- WRITTEN INSTRUCTION:
Send back all the data below, exactly as given.

- PROVIDED RECORDS:
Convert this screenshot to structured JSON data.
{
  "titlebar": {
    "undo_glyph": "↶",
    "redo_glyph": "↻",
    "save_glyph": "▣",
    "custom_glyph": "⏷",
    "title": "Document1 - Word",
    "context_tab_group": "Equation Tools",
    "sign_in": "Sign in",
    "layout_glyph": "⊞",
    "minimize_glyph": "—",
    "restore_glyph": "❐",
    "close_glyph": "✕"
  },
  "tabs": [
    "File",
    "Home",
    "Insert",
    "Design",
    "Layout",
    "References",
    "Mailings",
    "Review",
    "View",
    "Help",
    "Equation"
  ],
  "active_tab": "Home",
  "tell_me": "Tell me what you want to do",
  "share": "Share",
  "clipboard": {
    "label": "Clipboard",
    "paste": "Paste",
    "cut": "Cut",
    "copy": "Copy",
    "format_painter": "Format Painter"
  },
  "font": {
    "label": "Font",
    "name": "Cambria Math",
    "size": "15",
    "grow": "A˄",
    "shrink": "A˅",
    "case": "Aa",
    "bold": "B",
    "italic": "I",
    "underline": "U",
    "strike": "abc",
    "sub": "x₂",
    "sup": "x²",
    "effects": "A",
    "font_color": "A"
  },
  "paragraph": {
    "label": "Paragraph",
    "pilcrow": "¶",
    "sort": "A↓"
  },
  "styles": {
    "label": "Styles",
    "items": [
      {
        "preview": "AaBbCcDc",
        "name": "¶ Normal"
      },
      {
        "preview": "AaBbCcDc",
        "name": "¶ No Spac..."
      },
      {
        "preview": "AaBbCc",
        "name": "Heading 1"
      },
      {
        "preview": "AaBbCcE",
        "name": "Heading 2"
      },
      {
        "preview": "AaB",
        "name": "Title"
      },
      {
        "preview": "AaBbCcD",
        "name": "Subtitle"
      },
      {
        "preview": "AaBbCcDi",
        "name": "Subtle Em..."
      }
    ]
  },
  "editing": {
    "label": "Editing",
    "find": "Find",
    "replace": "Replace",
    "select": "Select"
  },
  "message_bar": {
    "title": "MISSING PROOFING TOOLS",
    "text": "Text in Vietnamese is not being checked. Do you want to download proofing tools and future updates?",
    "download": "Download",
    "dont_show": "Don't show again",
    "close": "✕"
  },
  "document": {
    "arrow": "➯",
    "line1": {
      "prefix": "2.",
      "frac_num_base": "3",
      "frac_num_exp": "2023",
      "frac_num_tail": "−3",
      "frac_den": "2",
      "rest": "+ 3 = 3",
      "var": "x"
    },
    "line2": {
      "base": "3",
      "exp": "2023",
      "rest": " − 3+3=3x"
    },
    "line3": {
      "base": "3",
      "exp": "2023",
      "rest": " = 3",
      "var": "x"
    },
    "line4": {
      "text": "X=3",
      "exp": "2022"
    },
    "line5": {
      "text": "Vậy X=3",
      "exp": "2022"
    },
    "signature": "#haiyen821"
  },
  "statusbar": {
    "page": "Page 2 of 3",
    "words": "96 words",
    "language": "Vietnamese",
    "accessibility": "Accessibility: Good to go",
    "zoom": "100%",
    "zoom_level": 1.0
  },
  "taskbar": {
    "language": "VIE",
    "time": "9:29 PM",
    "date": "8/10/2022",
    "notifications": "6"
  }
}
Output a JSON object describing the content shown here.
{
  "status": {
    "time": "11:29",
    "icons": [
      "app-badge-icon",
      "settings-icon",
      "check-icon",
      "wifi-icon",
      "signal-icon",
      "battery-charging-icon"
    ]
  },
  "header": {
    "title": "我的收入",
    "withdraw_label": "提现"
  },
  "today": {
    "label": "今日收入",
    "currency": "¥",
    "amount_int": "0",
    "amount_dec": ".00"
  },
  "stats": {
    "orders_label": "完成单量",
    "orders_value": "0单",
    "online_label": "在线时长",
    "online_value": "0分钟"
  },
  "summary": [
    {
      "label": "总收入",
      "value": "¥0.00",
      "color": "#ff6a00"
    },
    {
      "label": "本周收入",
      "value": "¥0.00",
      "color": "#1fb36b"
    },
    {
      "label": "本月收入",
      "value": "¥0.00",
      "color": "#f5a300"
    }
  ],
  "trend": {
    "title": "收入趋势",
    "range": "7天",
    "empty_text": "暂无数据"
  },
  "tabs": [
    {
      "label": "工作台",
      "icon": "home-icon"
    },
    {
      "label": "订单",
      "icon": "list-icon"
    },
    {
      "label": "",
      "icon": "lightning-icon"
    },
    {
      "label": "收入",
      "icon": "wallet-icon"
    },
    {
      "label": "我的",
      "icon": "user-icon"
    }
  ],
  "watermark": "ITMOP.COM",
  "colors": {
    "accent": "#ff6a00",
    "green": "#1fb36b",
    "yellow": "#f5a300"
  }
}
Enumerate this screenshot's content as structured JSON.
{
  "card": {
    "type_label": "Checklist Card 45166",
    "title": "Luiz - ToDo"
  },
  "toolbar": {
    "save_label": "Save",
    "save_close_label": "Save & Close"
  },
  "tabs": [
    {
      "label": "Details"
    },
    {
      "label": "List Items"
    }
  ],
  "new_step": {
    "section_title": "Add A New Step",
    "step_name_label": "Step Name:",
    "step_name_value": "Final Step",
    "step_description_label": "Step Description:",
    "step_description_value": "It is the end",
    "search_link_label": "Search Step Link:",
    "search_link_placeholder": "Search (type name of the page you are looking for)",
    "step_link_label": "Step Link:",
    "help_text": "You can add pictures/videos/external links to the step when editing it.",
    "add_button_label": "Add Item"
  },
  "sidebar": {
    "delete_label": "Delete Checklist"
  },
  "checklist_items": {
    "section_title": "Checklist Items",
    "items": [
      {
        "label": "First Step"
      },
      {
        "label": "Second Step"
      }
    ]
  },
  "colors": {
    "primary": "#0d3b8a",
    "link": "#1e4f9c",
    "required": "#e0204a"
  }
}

- ANSWER FOR THIS EXERCISE:
Convert this screenshot to structured JSON data.
{
  "titlebar": {
    "undo_glyph": "↶",
    "redo_glyph": "↻",
    "save_glyph": "▣",
    "custom_glyph": "⏷",
    "title": "Document1 - Word",
    "context_tab_group": "Equation Tools",
    "sign_in": "Sign in",
    "layout_glyph": "⊞",
    "minimize_glyph": "—",
    "restore_glyph": "❐",
    "close_glyph": "✕"
  },
  "tabs": [
    "File",
    "Home",
    "Insert",
    "Design",
    "Layout",
    "References",
    "Mailings",
    "Review",
    "View",
    "Help",
    "Equation"
  ],
  "active_tab": "Home",
  "tell_me": "Tell me what you want to do",
  "share": "Share",
  "clipboard": {
    "label": "Clipboard",
    "paste": "Paste",
    "cut": "Cut",
    "copy": "Copy",
    "format_painter": "Format Painter"
  },
  "font": {
    "label": "Font",
    "name": "Cambria Math",
    "size": "15",
    "grow": "A˄",
    "shrink": "A˅",
    "case": "Aa",
    "bold": "B",
    "italic": "I",
    "underline": "U",
    "strike": "abc",
    "sub": "x₂",
    "sup": "x²",
    "effects": "A",
    "font_color": "A"
  },
  "paragraph": {
    "label": "Paragraph",
    "pilcrow": "¶",
    "sort": "A↓"
  },
  "styles": {
    "label": "Styles",
    "items": [
      {
        "preview": "AaBbCcDc",
        "name": "¶ Normal"
      },
      {
        "preview": "AaBbCcDc",
        "name": "¶ No Spac..."
      },
      {
        "preview": "AaBbCc",
        "name": "Heading 1"
      },
      {
        "preview": "AaBbCcE",
        "name": "Heading 2"
      },
      {
        "preview": "AaB",
        "name": "Title"
      },
      {
        "preview": "AaBbCcD",
        "name": "Subtitle"
      },
      {
        "preview": "AaBbCcDi",
        "name": "Subtle Em..."
      }
    ]
  },
  "editing": {
    "label": "Editing",
    "find": "Find",
    "replace": "Replace",
    "select": "Select"
  },
  "message_bar": {
    "title": "MISSING PROOFING TOOLS",
    "text": "Text in Vietnamese is not being checked. Do you want to download proofing tools and future updates?",
    "download": "Download",
    "dont_show": "Don't show again",
    "close": "✕"
  },
  "document": {
    "arrow": "➯",
    "line1": {
      "prefix": "2.",
      "frac_num_base": "3",
      "frac_num_exp": "2023",
      "frac_num_tail": "−3",
      "frac_den": "2",
      "rest": "+ 3 = 3",
      "var": "x"
    },
    "line2": {
      "base": "3",
      "exp": "2023",
      "rest": " − 3+3=3x"
    },
    "line3": {
      "base": "3",
      "exp": "2023",
      "rest": " = 3",
      "var": "x"
    },
    "line4": {
      "text": "X=3",
      "exp": "2022"
    },
    "line5": {
      "text": "Vậy X=3",
      "exp": "2022"
    },
    "signature": "#haiyen821"
  },
  "statusbar": {
    "page": "Page 2 of 3",
    "words": "96 words",
    "language": "Vietnamese",
    "accessibility": "Accessibility: Good to go",
    "zoom": "100%",
    "zoom_level": 1.0
  },
  "taskbar": {
    "language": "VIE",
    "time": "9:29 PM",
    "date": "8/10/2022",
    "notifications": "6"
  }
}
Output a JSON object describing the content shown here.
{
  "status": {
    "time": "11:29",
    "icons": [
      "app-badge-icon",
      "settings-icon",
      "check-icon",
      "wifi-icon",
      "signal-icon",
      "battery-charging-icon"
    ]
  },
  "header": {
    "title": "我的收入",
    "withdraw_label": "提现"
  },
  "today": {
    "label": "今日收入",
    "currency": "¥",
    "amount_int": "0",
    "amount_dec": ".00"
  },
  "stats": {
    "orders_label": "完成单量",
    "orders_value": "0单",
    "online_label": "在线时长",
    "online_value": "0分钟"
  },
  "summary": [
    {
      "label": "总收入",
      "value": "¥0.00",
      "color": "#ff6a00"
    },
    {
      "label": "本周收入",
      "value": "¥0.00",
      "color": "#1fb36b"
    },
    {
      "label": "本月收入",
      "value": "¥0.00",
      "color": "#f5a300"
    }
  ],
  "trend": {
    "title": "收入趋势",
    "range": "7天",
    "empty_text": "暂无数据"
  },
  "tabs": [
    {
      "label": "工作台",
      "icon": "home-icon"
    },
    {
      "label": "订单",
      "icon": "list-icon"
    },
    {
      "label": "",
      "icon": "lightning-icon"
    },
    {
      "label": "收入",
      "icon": "wallet-icon"
    },
    {
      "label": "我的",
      "icon": "user-icon"
    }
  ],
  "watermark": "ITMOP.COM",
  "colors": {
    "accent": "#ff6a00",
    "green": "#1fb36b",
    "yellow": "#f5a300"
  }
}
Enumerate this screenshot's content as structured JSON.
{
  "card": {
    "type_label": "Checklist Card 45166",
    "title": "Luiz - ToDo"
  },
  "toolbar": {
    "save_label": "Save",
    "save_close_label": "Save & Close"
  },
  "tabs": [
    {
      "label": "Details"
    },
    {
      "label": "List Items"
    }
  ],
  "new_step": {
    "section_title": "Add A New Step",
    "step_name_label": "Step Name:",
    "step_name_value": "Final Step",
    "step_description_label": "Step Description:",
    "step_description_value": "It is the end",
    "search_link_label": "Search Step Link:",
    "search_link_placeholder": "Search (type name of the page you are looking for)",
    "step_link_label": "Step Link:",
    "help_text": "You can add pictures/videos/external links to the step when editing it.",
    "add_button_label": "Add Item"
  },
  "sidebar": {
    "delete_label": "Delete Checklist"
  },
  "checklist_items": {
    "section_title": "Checklist Items",
    "items": [
      {
        "label": "First Step"
      },
      {
        "label": "Second Step"
      }
    ]
  },
  "colors": {
    "primary": "#0d3b8a",
    "link": "#1e4f9c",
    "required": "#e0204a"
  }
}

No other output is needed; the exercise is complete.